▶ _Work to complete_: Examine the records and identify each line that includes the string "Authentication". Copy those lines.

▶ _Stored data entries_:
╔══

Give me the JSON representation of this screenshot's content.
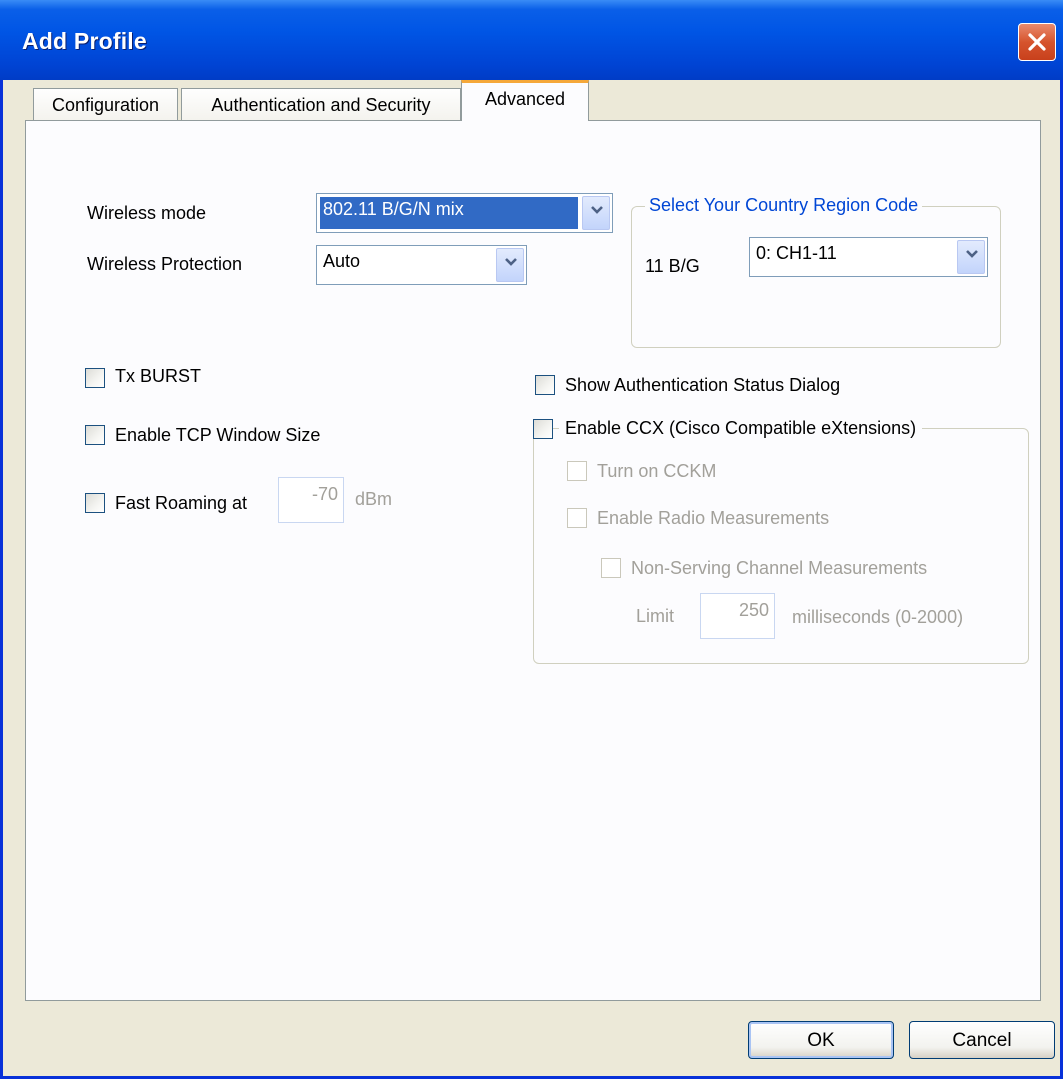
{
  "window": {
    "title": "Add Profile"
  },
  "tabs": [
    {
      "label": "Configuration",
      "active": false
    },
    {
      "label": "Authentication and Security",
      "active": false
    },
    {
      "label": "Advanced",
      "active": true
    }
  ],
  "wireless_mode": {
    "label": "Wireless mode",
    "value": "802.11 B/G/N mix"
  },
  "wireless_protection": {
    "label": "Wireless Protection",
    "value": "Auto"
  },
  "country_region": {
    "title": "Select Your Country Region Code",
    "band_label": "11 B/G",
    "value": "0: CH1-11"
  },
  "tx_burst": {
    "label": "Tx BURST",
    "checked": false
  },
  "tcp_window": {
    "label": "Enable TCP Window Size",
    "checked": false
  },
  "fast_roaming": {
    "label": "Fast Roaming at",
    "value": "-70",
    "unit": "dBm",
    "checked": false
  },
  "show_auth_status": {
    "label": "Show Authentication Status Dialog",
    "checked": false
  },
  "ccx": {
    "label": "Enable CCX (Cisco Compatible eXtensions)",
    "checked": false,
    "cckm_label": "Turn on CCKM",
    "radio_measurements_label": "Enable Radio Measurements",
    "non_serving_label": "Non-Serving Channel Measurements",
    "limit_label": "Limit",
    "limit_value": "250",
    "limit_unit": "milliseconds (0-2000)"
  },
  "buttons": {
    "ok": "OK",
    "cancel": "Cancel"
  },
  "colors": {
    "titlebar": "#0055e5",
    "active_tab_accent": "#f5a83a",
    "group_title": "#0046d5",
    "selection": "#316ac5"
  }
}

╚══

▶ _Exercise solution_:
      "label": "Authentication and Security",
    "label": "Show Authentication Status Dialog",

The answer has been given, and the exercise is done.